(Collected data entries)

....

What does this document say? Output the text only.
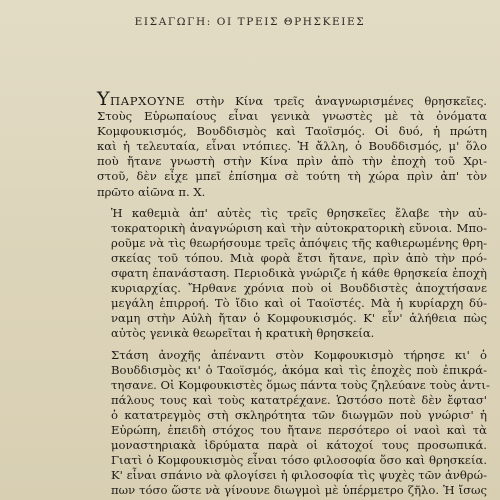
ΕΙΣΑΓΩΓΗ: ΟΙ ΤΡΕΙΣ ΘΡΗΣΚΕΙΕΣ

ΥΠΑΡΧΟΥΝΕ στὴν Κίνα τρεῖς ἀναγνωρισμένες θρησκεῖες.
Στοὺς Εὐρωπαίους εἶναι γενικὰ γνωστὲς μὲ τὰ ὀνόματα
Κομφουκισμός, Βουδδισμὸς καὶ Ταοϊσμός. Οἱ δυό, ἡ πρώτη
καὶ ἡ τελευταία, εἶναι ντόπιες. Ἡ ἄλλη, ὁ Βουδδισμός, μ' ὅλο
ποὺ ἤτανε γνωστὴ στὴν Κίνα πρὶν ἀπὸ τὴν ἐποχὴ τοῦ Χρι-
στοῦ, δὲν εἶχε μπεῖ ἐπίσημα σὲ τούτη τὴ χώρα πρὶν ἀπ' τὸν
πρῶτο αἰῶνα π. Χ.

Ἡ καθεμιὰ ἀπ' αὐτὲς τὶς τρεῖς θρησκεῖες ἔλαβε τὴν αὐ-
τοκρατορικὴ ἀναγνώριση καὶ τὴν αὐτοκρατορικὴ εὔνοια. Μπο-
ροῦμε νὰ τὶς θεωρήσουμε τρεῖς ἀπόψεις τῆς καθιερωμένης θρη-
σκείας τοῦ τόπου. Μιὰ φορὰ ἔτσι ἤτανε, πρὶν ἀπὸ τὴν πρό-
σφατη ἐπανάσταση. Περιοδικὰ γνώριζε ἡ κάθε θρησκεία ἐποχὴ
κυριαρχίας. Ἤρθανε χρόνια ποὺ οἱ Βουδδιστὲς ἀποχτήσανε
μεγάλη ἐπιρροή. Τὸ ἴδιο καὶ οἱ Ταοϊστές. Μὰ ἡ κυρίαρχη δύ-
ναμη στὴν Αὐλὴ ἤταν ὁ Κομφουκισμός. Κ' εἶν' ἀλήθεια πὼς
αὐτὸς γενικὰ θεωρεῖται ἡ κρατικὴ θρησκεία.

Στάση ἀνοχῆς ἀπέναντι στὸν Κομφουκισμὸ τήρησε κι' ὁ
Βουδδισμὸς κι' ὁ Ταοϊσμός, ἀκόμα καὶ τὶς ἐποχὲς ποὺ ἐπικρά-
τησανε. Οἱ Κομφουκιστὲς ὅμως πάντα τοὺς ζηλεύανε τοὺς ἀντι-
πάλους τους καὶ τοὺς κατατρέχανε. Ὡστόσο ποτὲ δὲν ἔφτασ'
ὁ κατατρεγμὸς στὴ σκληρότητα τῶν διωγμῶν ποὺ γνώρισ' ἡ
Εὐρώπη, ἐπειδὴ στόχος του ἤτανε περσότερο οἱ ναοὶ καὶ τὰ
μοναστηριακὰ ἱδρύματα παρὰ οἱ κάτοχοί τους προσωπικά.
Γιατὶ ὁ Κομφουκισμὸς εἶναι τόσο φιλοσοφία ὅσο καὶ θρησκεία.
Κ' εἶναι σπάνιο νὰ φλογίσει ἡ φιλοσοφία τὶς ψυχὲς τῶν ἀνθρώ-
πων τόσο ὥστε νὰ γίνουνε διωγμοὶ μὲ ὑπέρμετρο ζῆλο. Ἡ ἴσως
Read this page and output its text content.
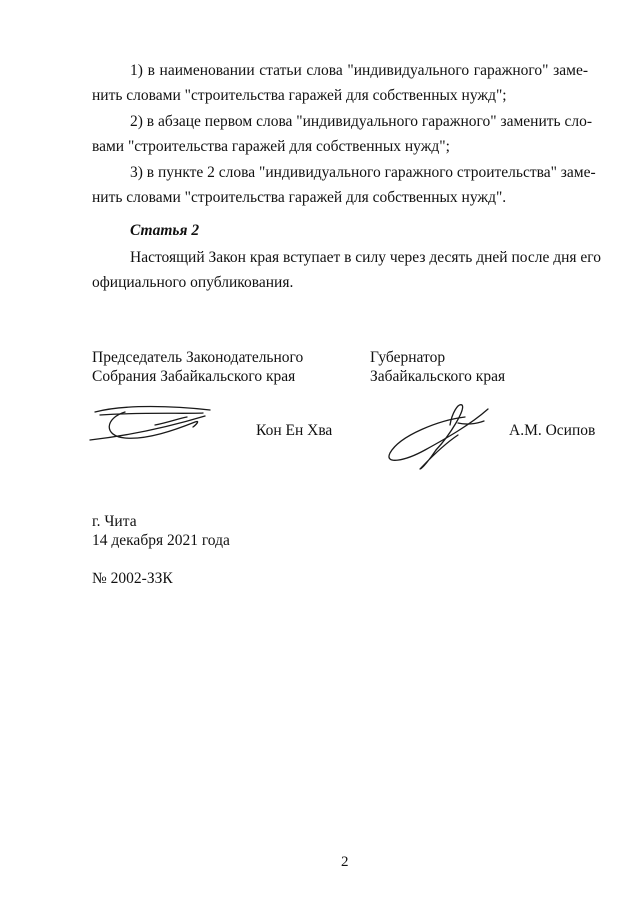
1) в наименовании статьи слова "индивидуального гаражного" заме-
нить словами "строительства гаражей для собственных нужд";
2) в абзаце первом слова "индивидуального гаражного" заменить сло-
вами "строительства гаражей для собственных нужд";
3) в пункте 2 слова "индивидуального гаражного строительства" заме-
нить словами "строительства гаражей для собственных нужд".
Статья 2
Настоящий Закон края вступает в силу через десять дней после дня его
официального опубликования.
Председатель Законодательного
Собрания Забайкальского края
Кон Ен Хва
Губернатор
Забайкальского края
А.М. Осипов
г. Чита
14 декабря 2021 года
№ 2002-ЗЗК
2
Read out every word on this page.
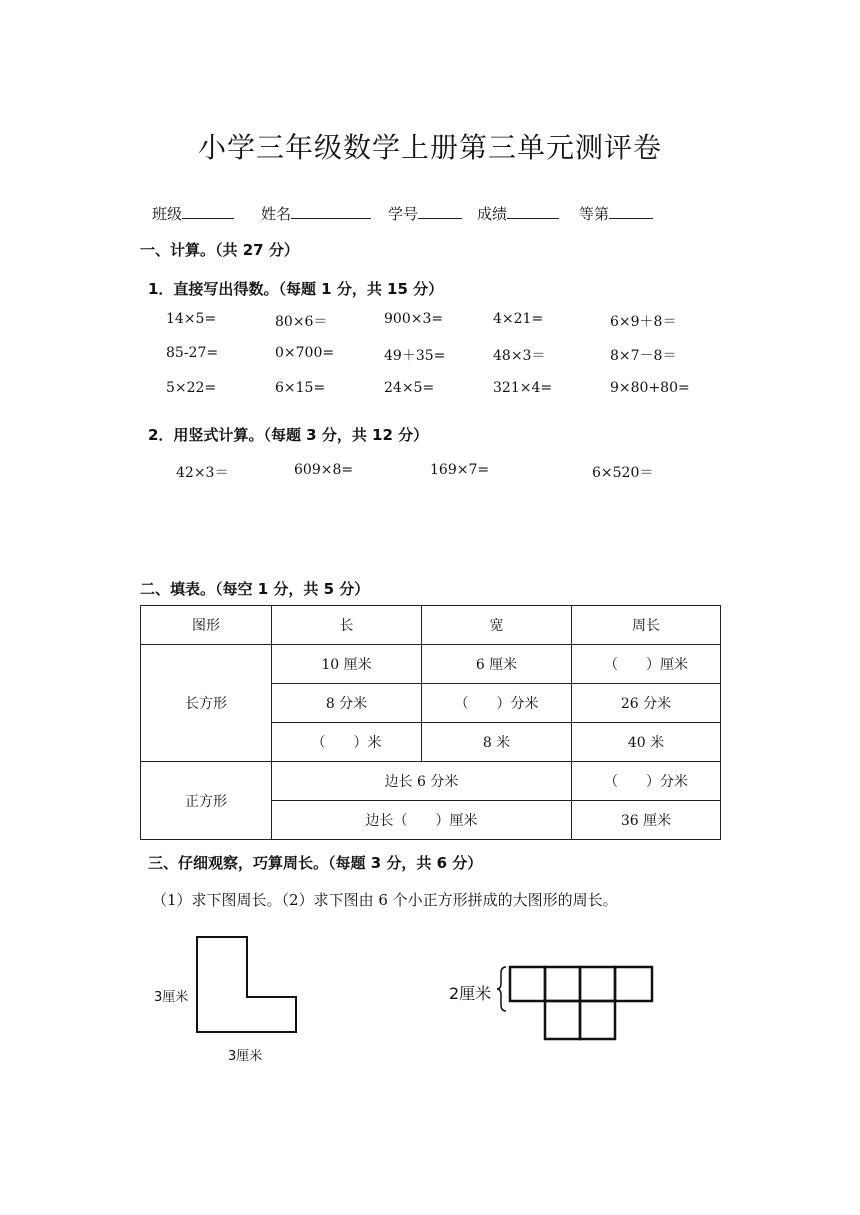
小学三年级数学上册第三单元测评卷
班级	姓名	学号	成绩	等第
一、计算。（共 27 分）
1．直接写出得数。（每题 1 分，共 15 分）
14×5=	80×6＝	900×3=	4×21=	6×9＋8＝
85-27=	0×700=	49＋35=	48×3＝	8×7－8＝
5×22=	6×15=	24×5=	321×4=	9×80+80=
2．用竖式计算。（每题 3 分，共 12 分）
42×3＝	609×8=	169×7=	6×520＝
二、填表。（每空 1 分，共 5 分）
图形	长	宽	周长
长方形	10 厘米	6 厘米	（　　）厘米
	8 分米	（　　）分米	26 分米
	（　　）米	8 米	40 米
正方形	边长 6 分米		（　　）分米
	边长（　　）厘米		36 厘米
三、仔细观察，巧算周长。（每题 3 分，共 6 分）
（1）求下图周长。（2）求下图由 6 个小正方形拼成的大图形的周长。
3厘米
3厘米
2厘米
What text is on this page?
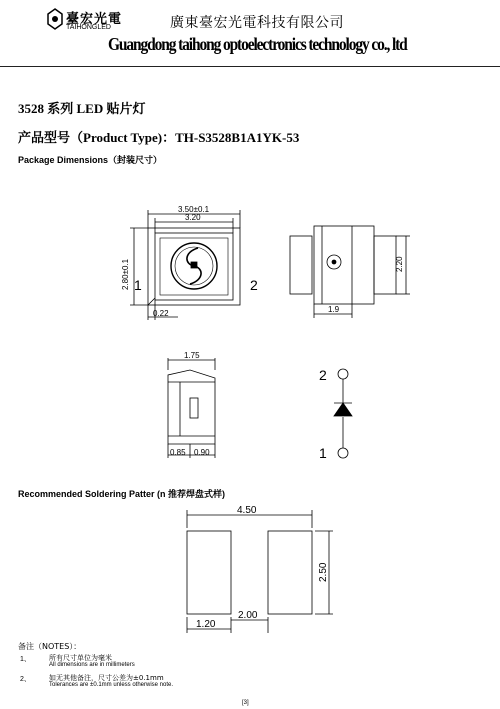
臺宏光電
TAIHONGLED	廣東臺宏光電科技有限公司
Guangdong taihong optoelectronics technology co., ltd
3528 系列 LED 贴片灯
产品型号（Product Type)：TH-S3528B1A1YK-53
Package Dimensions（封装尺寸）
3.50±0.1
3.20
2.80±0.1
0.22
1	2
2.20
1.9
1.75
0.85 0.90
2
1
4.50
2.50
1.20
2.00
Recommended Soldering Patter (n 推荐焊盘式样)
备注（NOTES）：
1、	所有尺寸单位为毫米
All dimensions are in millimeters
2、	如无其他备注，尺寸公差为±0.1mm
Tolerances are ±0.1mm unless otherwise note.
[3]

....

Instruction: Identify every line above with the string "τρεῖς" in it. Copy those lines.

Exercise answer:
ΥΠΑΡΧΟΥΝΕ στὴν Κίνα τρεῖς ἀναγνωρισμένες θρησκεῖες.
Ἡ καθεμιὰ ἀπ' αὐτὲς τὶς τρεῖς θρησκεῖες ἔλαβε τὴν αὐ-
ροῦμε νὰ τὶς θεωρήσουμε τρεῖς ἀπόψεις τῆς καθιερωμένης θρη-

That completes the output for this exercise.